--- Records provided ---
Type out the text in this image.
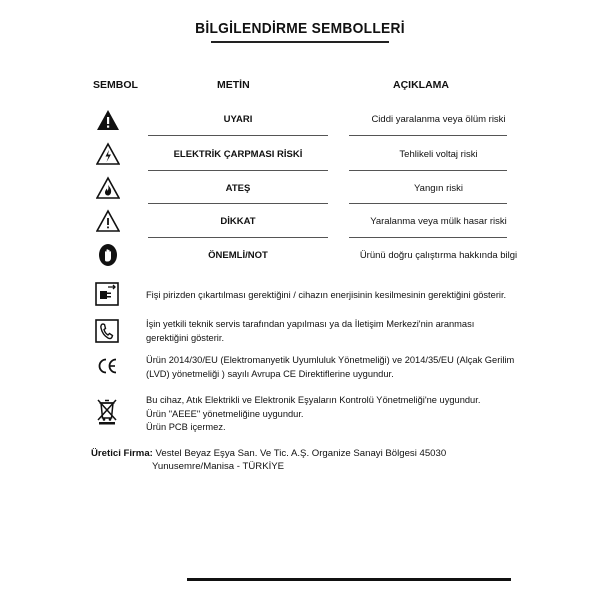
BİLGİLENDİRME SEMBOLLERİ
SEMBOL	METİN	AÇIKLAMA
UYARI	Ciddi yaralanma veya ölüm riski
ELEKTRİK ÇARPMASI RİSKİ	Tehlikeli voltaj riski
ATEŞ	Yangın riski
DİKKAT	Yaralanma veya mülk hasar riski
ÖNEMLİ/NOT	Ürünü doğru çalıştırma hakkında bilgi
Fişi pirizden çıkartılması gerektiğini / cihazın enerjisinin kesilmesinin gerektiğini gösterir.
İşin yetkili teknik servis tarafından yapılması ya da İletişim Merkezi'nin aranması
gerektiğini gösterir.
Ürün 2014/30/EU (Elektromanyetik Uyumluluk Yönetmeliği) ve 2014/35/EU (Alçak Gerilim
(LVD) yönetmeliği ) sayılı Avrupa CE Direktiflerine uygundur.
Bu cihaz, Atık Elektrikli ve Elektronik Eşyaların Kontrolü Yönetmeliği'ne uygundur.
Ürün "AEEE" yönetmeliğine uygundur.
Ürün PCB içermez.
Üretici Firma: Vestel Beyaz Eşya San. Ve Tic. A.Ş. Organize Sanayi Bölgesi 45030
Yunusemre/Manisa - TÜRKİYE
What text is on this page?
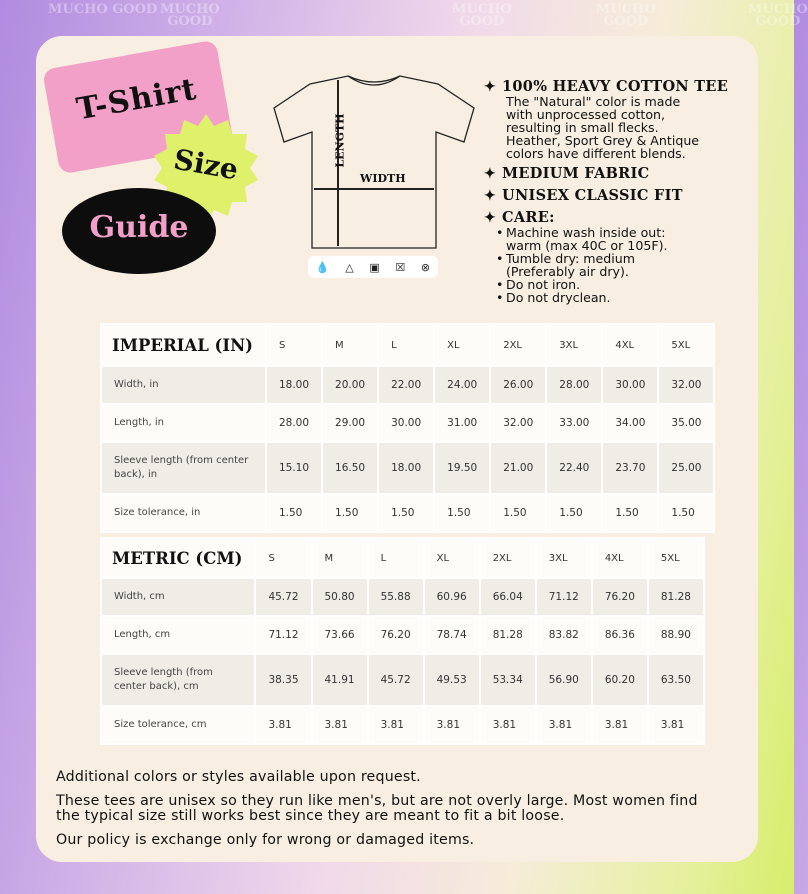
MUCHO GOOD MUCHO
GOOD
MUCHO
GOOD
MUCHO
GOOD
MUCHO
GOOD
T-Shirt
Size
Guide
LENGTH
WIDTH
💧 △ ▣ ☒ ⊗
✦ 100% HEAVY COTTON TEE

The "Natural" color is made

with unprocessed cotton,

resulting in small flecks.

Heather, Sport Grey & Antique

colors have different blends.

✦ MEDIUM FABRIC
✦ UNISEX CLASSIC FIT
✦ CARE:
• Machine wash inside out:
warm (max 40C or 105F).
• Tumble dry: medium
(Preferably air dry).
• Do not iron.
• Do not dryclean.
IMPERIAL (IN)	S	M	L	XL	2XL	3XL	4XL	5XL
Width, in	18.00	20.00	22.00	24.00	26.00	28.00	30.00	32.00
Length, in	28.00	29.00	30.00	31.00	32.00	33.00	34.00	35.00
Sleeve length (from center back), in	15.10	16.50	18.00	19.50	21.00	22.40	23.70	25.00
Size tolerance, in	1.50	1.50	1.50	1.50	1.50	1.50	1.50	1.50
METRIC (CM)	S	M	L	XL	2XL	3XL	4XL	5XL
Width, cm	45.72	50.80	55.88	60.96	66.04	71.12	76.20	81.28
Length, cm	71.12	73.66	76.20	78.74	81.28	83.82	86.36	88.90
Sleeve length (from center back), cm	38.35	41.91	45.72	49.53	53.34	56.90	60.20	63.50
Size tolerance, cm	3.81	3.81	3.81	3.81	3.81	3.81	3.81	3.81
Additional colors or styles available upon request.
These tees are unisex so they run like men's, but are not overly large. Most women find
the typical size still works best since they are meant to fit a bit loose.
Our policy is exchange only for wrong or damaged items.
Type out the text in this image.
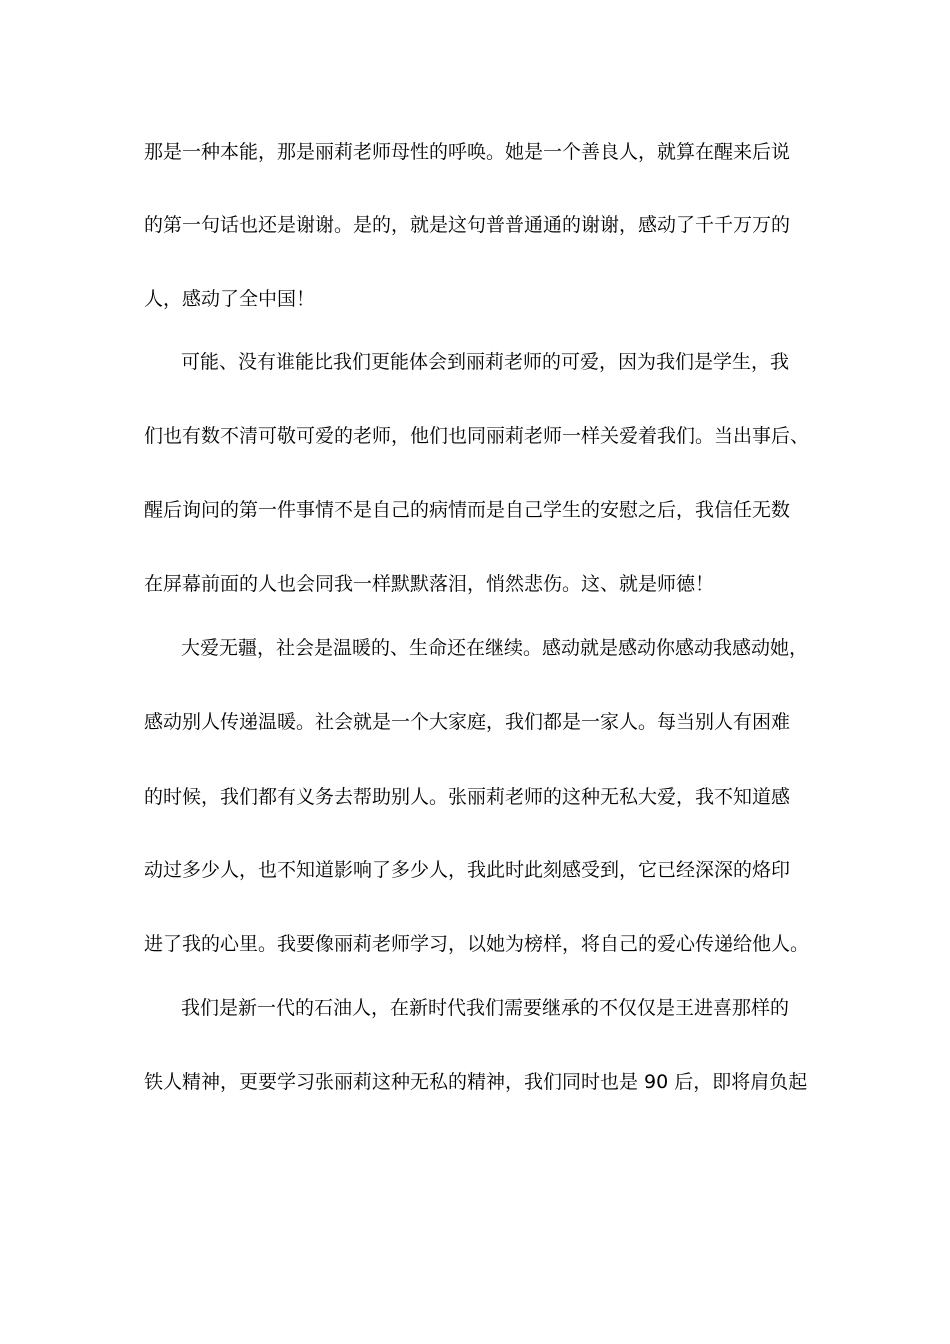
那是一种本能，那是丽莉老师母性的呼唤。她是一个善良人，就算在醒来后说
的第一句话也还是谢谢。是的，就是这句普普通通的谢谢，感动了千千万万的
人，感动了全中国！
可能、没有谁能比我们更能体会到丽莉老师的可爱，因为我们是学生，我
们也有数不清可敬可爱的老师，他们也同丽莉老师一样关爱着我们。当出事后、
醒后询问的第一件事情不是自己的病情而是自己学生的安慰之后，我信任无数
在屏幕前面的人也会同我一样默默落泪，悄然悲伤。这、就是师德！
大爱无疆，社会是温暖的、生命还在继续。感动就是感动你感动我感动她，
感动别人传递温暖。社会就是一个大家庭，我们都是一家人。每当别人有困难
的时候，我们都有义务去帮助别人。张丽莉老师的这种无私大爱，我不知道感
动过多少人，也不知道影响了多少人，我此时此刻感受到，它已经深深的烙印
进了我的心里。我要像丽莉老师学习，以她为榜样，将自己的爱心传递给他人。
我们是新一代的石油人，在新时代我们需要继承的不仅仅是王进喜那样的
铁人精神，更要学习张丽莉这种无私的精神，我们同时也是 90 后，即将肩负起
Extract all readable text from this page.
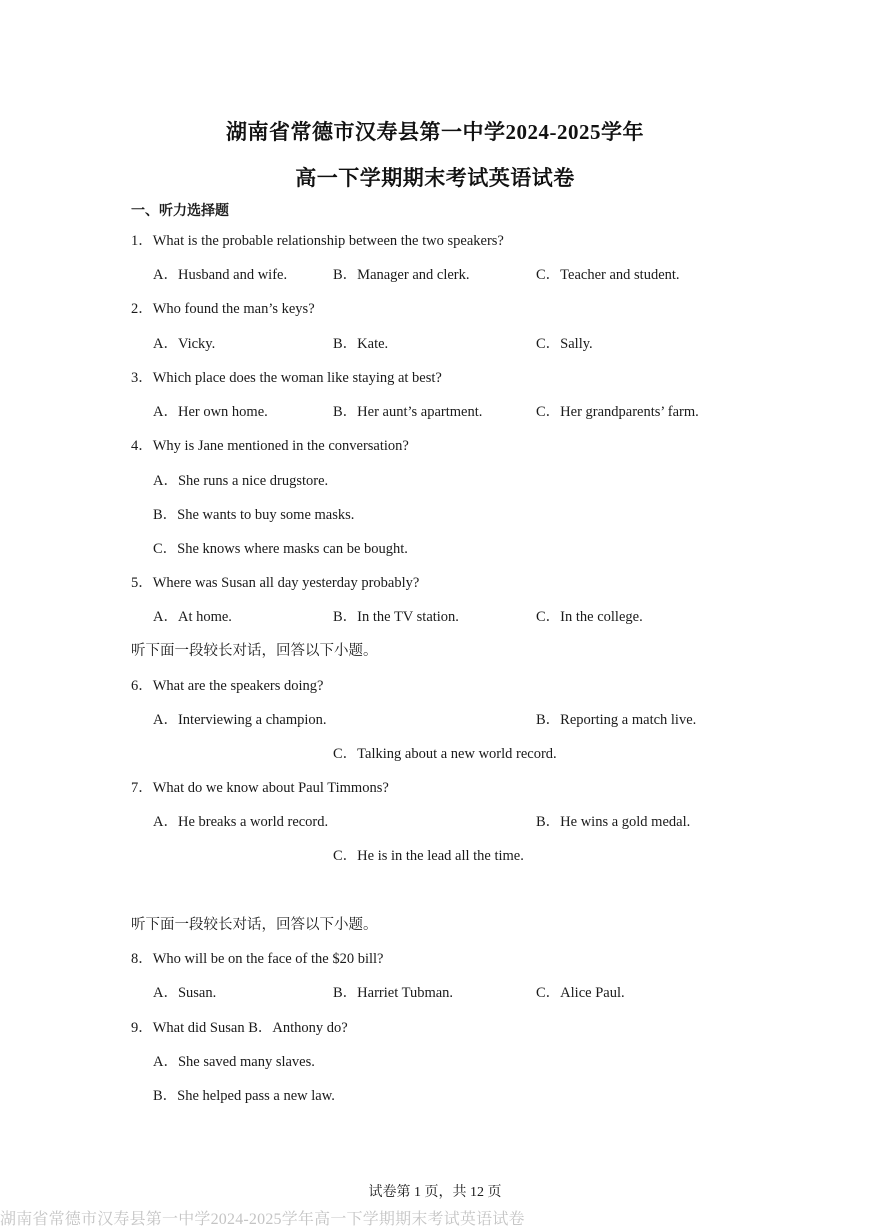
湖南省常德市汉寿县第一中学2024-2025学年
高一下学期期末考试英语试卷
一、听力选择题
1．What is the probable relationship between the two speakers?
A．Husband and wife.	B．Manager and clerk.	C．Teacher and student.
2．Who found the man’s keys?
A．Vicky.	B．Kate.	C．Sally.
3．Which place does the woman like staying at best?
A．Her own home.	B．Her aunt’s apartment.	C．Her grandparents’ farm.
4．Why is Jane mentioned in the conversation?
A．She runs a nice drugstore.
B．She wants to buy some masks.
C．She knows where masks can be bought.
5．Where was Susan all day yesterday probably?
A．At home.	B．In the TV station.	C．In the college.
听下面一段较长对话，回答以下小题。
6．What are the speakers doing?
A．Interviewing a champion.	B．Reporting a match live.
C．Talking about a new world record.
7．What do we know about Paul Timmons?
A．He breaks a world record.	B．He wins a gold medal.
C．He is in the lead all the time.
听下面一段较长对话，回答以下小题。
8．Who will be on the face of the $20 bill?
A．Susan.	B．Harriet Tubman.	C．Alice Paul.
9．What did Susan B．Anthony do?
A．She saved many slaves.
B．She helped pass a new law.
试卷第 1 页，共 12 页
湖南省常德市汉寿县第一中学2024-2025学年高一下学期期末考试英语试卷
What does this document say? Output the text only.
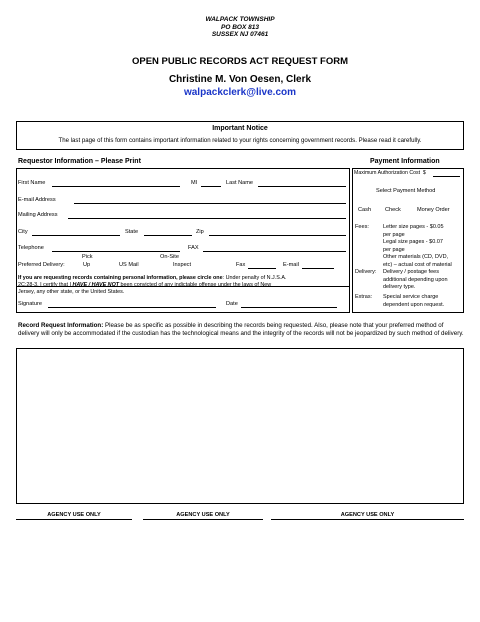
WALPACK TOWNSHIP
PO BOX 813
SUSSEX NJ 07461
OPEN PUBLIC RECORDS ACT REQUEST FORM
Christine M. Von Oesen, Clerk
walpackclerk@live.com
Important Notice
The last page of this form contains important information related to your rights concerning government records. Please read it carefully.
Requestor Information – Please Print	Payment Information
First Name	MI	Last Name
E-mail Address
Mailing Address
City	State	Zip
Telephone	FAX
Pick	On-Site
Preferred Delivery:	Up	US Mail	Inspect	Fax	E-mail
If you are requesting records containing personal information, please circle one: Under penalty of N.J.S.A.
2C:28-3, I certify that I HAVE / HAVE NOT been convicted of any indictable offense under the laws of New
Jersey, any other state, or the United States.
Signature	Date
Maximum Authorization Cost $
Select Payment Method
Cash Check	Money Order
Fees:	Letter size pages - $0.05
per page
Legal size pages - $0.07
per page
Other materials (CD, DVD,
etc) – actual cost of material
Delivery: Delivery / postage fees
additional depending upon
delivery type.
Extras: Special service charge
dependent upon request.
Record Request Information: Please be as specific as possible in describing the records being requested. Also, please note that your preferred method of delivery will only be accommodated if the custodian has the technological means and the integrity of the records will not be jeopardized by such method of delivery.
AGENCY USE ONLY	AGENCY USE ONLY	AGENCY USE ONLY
---
→ **What you have to do**: Pick out every line with the string "veya" and copy it.

→ **Completed task**:
UYARI	Ciddi yaralanma veya ölüm riski
DİKKAT	Yaralanma veya mülk hasar riski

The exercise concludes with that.